**What needs to be done:** State how many lines hold the word "Abstandsmaß", with no other words.

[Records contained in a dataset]
◆ ◆ ◆ ◆ ◆

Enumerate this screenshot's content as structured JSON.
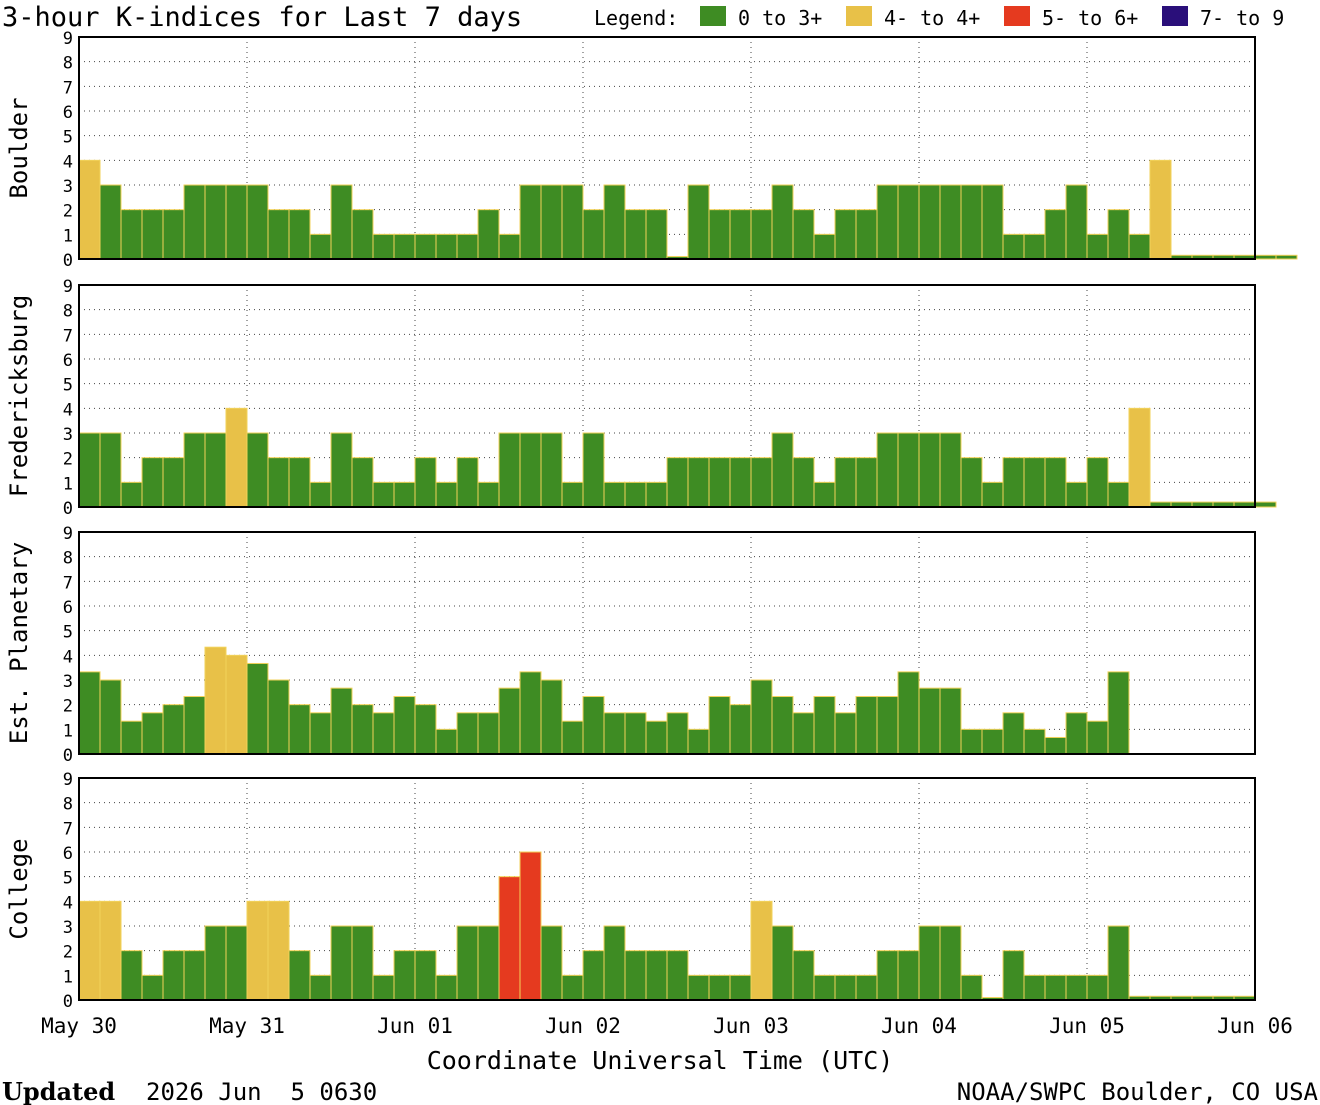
{
  "title": "3-hour K-indices for Last 7 days",
  "legend": {
    "label": "Legend:",
    "items": [
      {
        "label": "0 to 3+",
        "color": "#3e8c23"
      },
      {
        "label": "4- to 4+",
        "color": "#e8c148"
      },
      {
        "label": "5- to 6+",
        "color": "#e53a1f"
      },
      {
        "label": "7- to 9",
        "color": "#2a0f7a"
      }
    ]
  },
  "xlabel": "Coordinate Universal Time (UTC)",
  "footer": {
    "updated_label": "Updated",
    "updated_value": "2026 Jun  5 0630",
    "source": "NOAA/SWPC Boulder, CO USA"
  },
  "chart_data": {
    "type": "bar",
    "x_ticks": [
      "May 30",
      "May 31",
      "Jun 01",
      "Jun 02",
      "Jun 03",
      "Jun 04",
      "Jun 05",
      "Jun 06"
    ],
    "bins_per_day": 8,
    "ylim": [
      0,
      9
    ],
    "yticks": [
      "0",
      "1",
      "2",
      "3",
      "4",
      "5",
      "6",
      "7",
      "8",
      "9"
    ],
    "grid": true,
    "panels": [
      {
        "name": "Boulder",
        "values": [
          4,
          3,
          2,
          2,
          2,
          3,
          3,
          3,
          3,
          2,
          2,
          1,
          3,
          2,
          1,
          1,
          1,
          1,
          1,
          2,
          1,
          3,
          3,
          3,
          2,
          3,
          2,
          2,
          0.1,
          3,
          2,
          2,
          2,
          3,
          2,
          1,
          2,
          2,
          3,
          3,
          3,
          3,
          3,
          3,
          1,
          1,
          2,
          3,
          1,
          2,
          1,
          4,
          0.15,
          0.15,
          0.15,
          0.15,
          0.15,
          0.15
        ]
      },
      {
        "name": "Fredericksburg",
        "values": [
          3,
          3,
          1,
          2,
          2,
          3,
          3,
          4,
          3,
          2,
          2,
          1,
          3,
          2,
          1,
          1,
          2,
          1,
          2,
          1,
          3,
          3,
          3,
          1,
          3,
          1,
          1,
          1,
          2,
          2,
          2,
          2,
          2,
          3,
          2,
          1,
          2,
          2,
          3,
          3,
          3,
          3,
          2,
          1,
          2,
          2,
          2,
          1,
          2,
          1,
          4,
          0.2,
          0.2,
          0.2,
          0.2,
          0.2,
          0.2
        ]
      },
      {
        "name": "Est. Planetary",
        "values": [
          3.33,
          3,
          1.33,
          1.67,
          2,
          2.33,
          4.33,
          4,
          3.67,
          3,
          2,
          1.67,
          2.67,
          2,
          1.67,
          2.33,
          2,
          1,
          1.67,
          1.67,
          2.67,
          3.33,
          3,
          1.33,
          2.33,
          1.67,
          1.67,
          1.33,
          1.67,
          1,
          2.33,
          2,
          3,
          2.33,
          1.67,
          2.33,
          1.67,
          2.33,
          2.33,
          3.33,
          2.67,
          2.67,
          1,
          1,
          1.67,
          1,
          0.67,
          1.67,
          1.33,
          3.33
        ]
      },
      {
        "name": "College",
        "values": [
          4,
          4,
          2,
          1,
          2,
          2,
          3,
          3,
          4,
          4,
          2,
          1,
          3,
          3,
          1,
          2,
          2,
          1,
          3,
          3,
          5,
          6,
          3,
          1,
          2,
          3,
          2,
          2,
          2,
          1,
          1,
          1,
          4,
          3,
          2,
          1,
          1,
          1,
          2,
          2,
          3,
          3,
          1,
          0.1,
          2,
          1,
          1,
          1,
          1,
          3,
          0.15,
          0.15,
          0.15,
          0.15,
          0.15,
          0.15
        ]
      }
    ]
  }
}
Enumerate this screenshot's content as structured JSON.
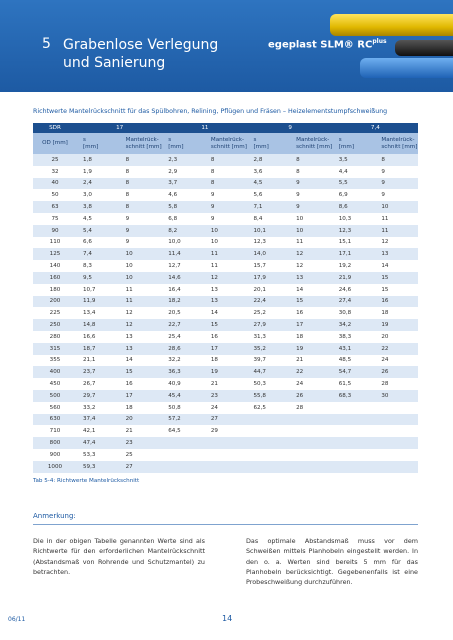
{
  "header": {
    "chapter": "5",
    "title_line1": "Grabenlose Verlegung",
    "title_line2": "und Sanierung",
    "brand": "egeplast",
    "product": "SLM®",
    "product_suffix": "RC",
    "product_sup": "plus"
  },
  "caption": "Richtwerte Mantelrückschnitt für das Spülbohren, Relining, Pflügen und Fräsen – Heizelementstumpfschweißung",
  "table": {
    "sdr_label": "SDR",
    "sdr_values": [
      "17",
      "11",
      "9",
      "7,4"
    ],
    "od_header": "OD [mm]",
    "s_header": "s\n[mm]",
    "cut_header": "Mantelrück-\nschnitt [mm]",
    "rows": [
      [
        "25",
        "1,8",
        "8",
        "2,3",
        "8",
        "2,8",
        "8",
        "3,5",
        "8"
      ],
      [
        "32",
        "1,9",
        "8",
        "2,9",
        "8",
        "3,6",
        "8",
        "4,4",
        "9"
      ],
      [
        "40",
        "2,4",
        "8",
        "3,7",
        "8",
        "4,5",
        "9",
        "5,5",
        "9"
      ],
      [
        "50",
        "3,0",
        "8",
        "4,6",
        "9",
        "5,6",
        "9",
        "6,9",
        "9"
      ],
      [
        "63",
        "3,8",
        "8",
        "5,8",
        "9",
        "7,1",
        "9",
        "8,6",
        "10"
      ],
      [
        "75",
        "4,5",
        "9",
        "6,8",
        "9",
        "8,4",
        "10",
        "10,3",
        "11"
      ],
      [
        "90",
        "5,4",
        "9",
        "8,2",
        "10",
        "10,1",
        "10",
        "12,3",
        "11"
      ],
      [
        "110",
        "6,6",
        "9",
        "10,0",
        "10",
        "12,3",
        "11",
        "15,1",
        "12"
      ],
      [
        "125",
        "7,4",
        "10",
        "11,4",
        "11",
        "14,0",
        "12",
        "17,1",
        "13"
      ],
      [
        "140",
        "8,3",
        "10",
        "12,7",
        "11",
        "15,7",
        "12",
        "19,2",
        "14"
      ],
      [
        "160",
        "9,5",
        "10",
        "14,6",
        "12",
        "17,9",
        "13",
        "21,9",
        "15"
      ],
      [
        "180",
        "10,7",
        "11",
        "16,4",
        "13",
        "20,1",
        "14",
        "24,6",
        "15"
      ],
      [
        "200",
        "11,9",
        "11",
        "18,2",
        "13",
        "22,4",
        "15",
        "27,4",
        "16"
      ],
      [
        "225",
        "13,4",
        "12",
        "20,5",
        "14",
        "25,2",
        "16",
        "30,8",
        "18"
      ],
      [
        "250",
        "14,8",
        "12",
        "22,7",
        "15",
        "27,9",
        "17",
        "34,2",
        "19"
      ],
      [
        "280",
        "16,6",
        "13",
        "25,4",
        "16",
        "31,3",
        "18",
        "38,3",
        "20"
      ],
      [
        "315",
        "18,7",
        "13",
        "28,6",
        "17",
        "35,2",
        "19",
        "43,1",
        "22"
      ],
      [
        "355",
        "21,1",
        "14",
        "32,2",
        "18",
        "39,7",
        "21",
        "48,5",
        "24"
      ],
      [
        "400",
        "23,7",
        "15",
        "36,3",
        "19",
        "44,7",
        "22",
        "54,7",
        "26"
      ],
      [
        "450",
        "26,7",
        "16",
        "40,9",
        "21",
        "50,3",
        "24",
        "61,5",
        "28"
      ],
      [
        "500",
        "29,7",
        "17",
        "45,4",
        "23",
        "55,8",
        "26",
        "68,3",
        "30"
      ],
      [
        "560",
        "33,2",
        "18",
        "50,8",
        "24",
        "62,5",
        "28"
      ],
      [
        "630",
        "37,4",
        "20",
        "57,2",
        "27"
      ],
      [
        "710",
        "42,1",
        "21",
        "64,5",
        "29"
      ],
      [
        "800",
        "47,4",
        "23"
      ],
      [
        "900",
        "53,3",
        "25"
      ],
      [
        "1000",
        "59,3",
        "27"
      ]
    ],
    "caption": "Tab 5-4: Richtwerte Mantelrückschnitt"
  },
  "note": {
    "heading": "Anmerkung:",
    "left": "Die in der obigen Tabelle genannten Werte sind als Richtwerte für den erforderlichen Mantelrückschnitt (Abstandsmaß von Rohrende und Schutzmantel) zu betrachten.",
    "right": "Das optimale Abstandsmaß muss vor dem Schweißen mittels Planhobeln eingestellt werden. In den o. a. Werten sind bereits 5 mm für das Planhobeln berücksichtigt. Gegebenenfalls ist eine Probeschweißung durchzuführen."
  },
  "footer": {
    "date": "06/11",
    "page": "14"
  }
}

◆ ◆ ◆ ◆ ◆

**Response:** 2